--- START OF SUPPLIED RECORDS ---

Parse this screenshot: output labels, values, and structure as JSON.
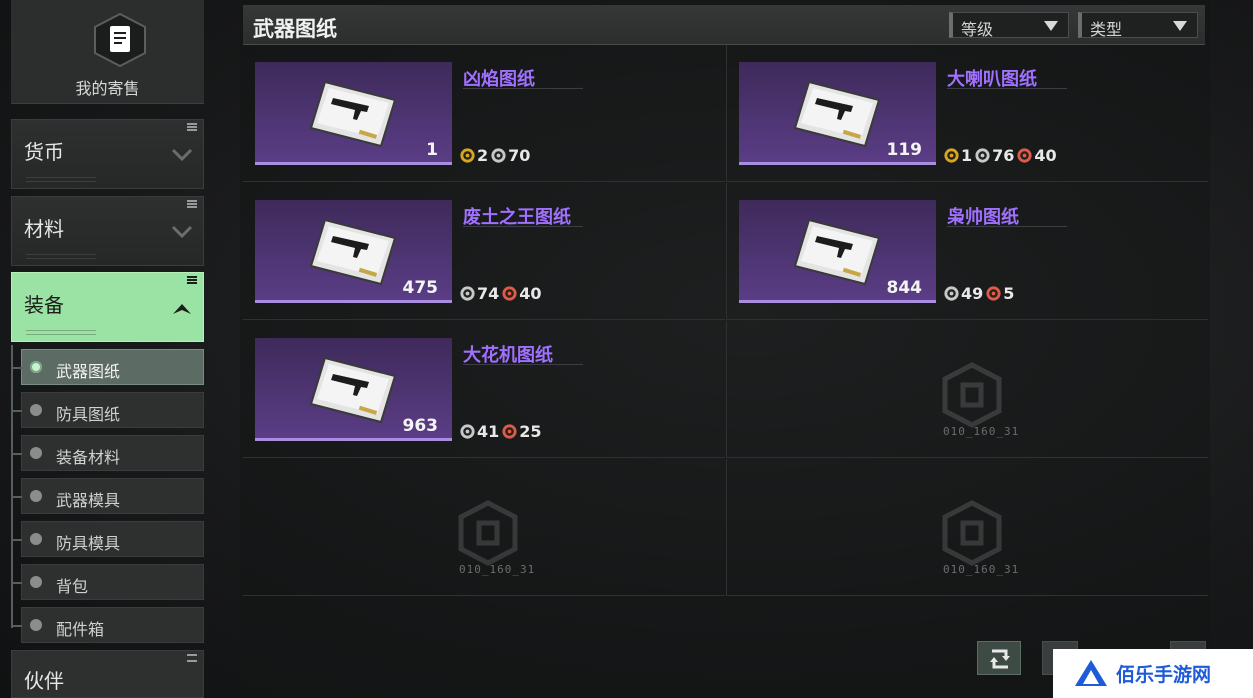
{
  "sidebar": {
    "my_sale": "我的寄售",
    "categories": {
      "currency": "货币",
      "materials": "材料",
      "equipment": "装备",
      "partner": "伙伴"
    },
    "sub_items": [
      "武器图纸",
      "防具图纸",
      "装备材料",
      "武器模具",
      "防具模具",
      "背包",
      "配件箱"
    ],
    "active_sub": "武器图纸"
  },
  "header": {
    "title": "武器图纸",
    "filters": {
      "level": "等级",
      "type": "类型"
    }
  },
  "items": [
    {
      "name": "凶焰图纸",
      "count": "1",
      "costs": [
        {
          "icon": "gold-gear-icon",
          "value": "2"
        },
        {
          "icon": "silver-gear-icon",
          "value": "70"
        }
      ]
    },
    {
      "name": "大喇叭图纸",
      "count": "119",
      "costs": [
        {
          "icon": "gold-gear-icon",
          "value": "1"
        },
        {
          "icon": "silver-gear-icon",
          "value": "76"
        },
        {
          "icon": "red-gear-icon",
          "value": "40"
        }
      ]
    },
    {
      "name": "废土之王图纸",
      "count": "475",
      "costs": [
        {
          "icon": "silver-gear-icon",
          "value": "74"
        },
        {
          "icon": "red-gear-icon",
          "value": "40"
        }
      ]
    },
    {
      "name": "枭帅图纸",
      "count": "844",
      "costs": [
        {
          "icon": "silver-gear-icon",
          "value": "49"
        },
        {
          "icon": "red-gear-icon",
          "value": "5"
        }
      ]
    },
    {
      "name": "大花机图纸",
      "count": "963",
      "costs": [
        {
          "icon": "silver-gear-icon",
          "value": "41"
        },
        {
          "icon": "red-gear-icon",
          "value": "25"
        }
      ]
    }
  ],
  "empty_slot_code": "010_160_31",
  "watermark": "佰乐手游网",
  "colors": {
    "accent_green": "#9be3a4",
    "item_name_purple": "#a070ff",
    "card_purple": "#5a3d86"
  }
}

--- END OF SUPPLIED RECORDS ---

Do not copy the pictures, but repeat every line exactly.

▸ FINAL RESULT:
Parse this screenshot: output labels, values, and structure as JSON.
{
  "sidebar": {
    "my_sale": "我的寄售",
    "categories": {
      "currency": "货币",
      "materials": "材料",
      "equipment": "装备",
      "partner": "伙伴"
    },
    "sub_items": [
      "武器图纸",
      "防具图纸",
      "装备材料",
      "武器模具",
      "防具模具",
      "背包",
      "配件箱"
    ],
    "active_sub": "武器图纸"
  },
  "header": {
    "title": "武器图纸",
    "filters": {
      "level": "等级",
      "type": "类型"
    }
  },
  "items": [
    {
      "name": "凶焰图纸",
      "count": "1",
      "costs": [
        {
          "icon": "gold-gear-icon",
          "value": "2"
        },
        {
          "icon": "silver-gear-icon",
          "value": "70"
        }
      ]
    },
    {
      "name": "大喇叭图纸",
      "count": "119",
      "costs": [
        {
          "icon": "gold-gear-icon",
          "value": "1"
        },
        {
          "icon": "silver-gear-icon",
          "value": "76"
        },
        {
          "icon": "red-gear-icon",
          "value": "40"
        }
      ]
    },
    {
      "name": "废土之王图纸",
      "count": "475",
      "costs": [
        {
          "icon": "silver-gear-icon",
          "value": "74"
        },
        {
          "icon": "red-gear-icon",
          "value": "40"
        }
      ]
    },
    {
      "name": "枭帅图纸",
      "count": "844",
      "costs": [
        {
          "icon": "silver-gear-icon",
          "value": "49"
        },
        {
          "icon": "red-gear-icon",
          "value": "5"
        }
      ]
    },
    {
      "name": "大花机图纸",
      "count": "963",
      "costs": [
        {
          "icon": "silver-gear-icon",
          "value": "41"
        },
        {
          "icon": "red-gear-icon",
          "value": "25"
        }
      ]
    }
  ],
  "empty_slot_code": "010_160_31",
  "watermark": "佰乐手游网",
  "colors": {
    "accent_green": "#9be3a4",
    "item_name_purple": "#a070ff",
    "card_purple": "#5a3d86"
  }
}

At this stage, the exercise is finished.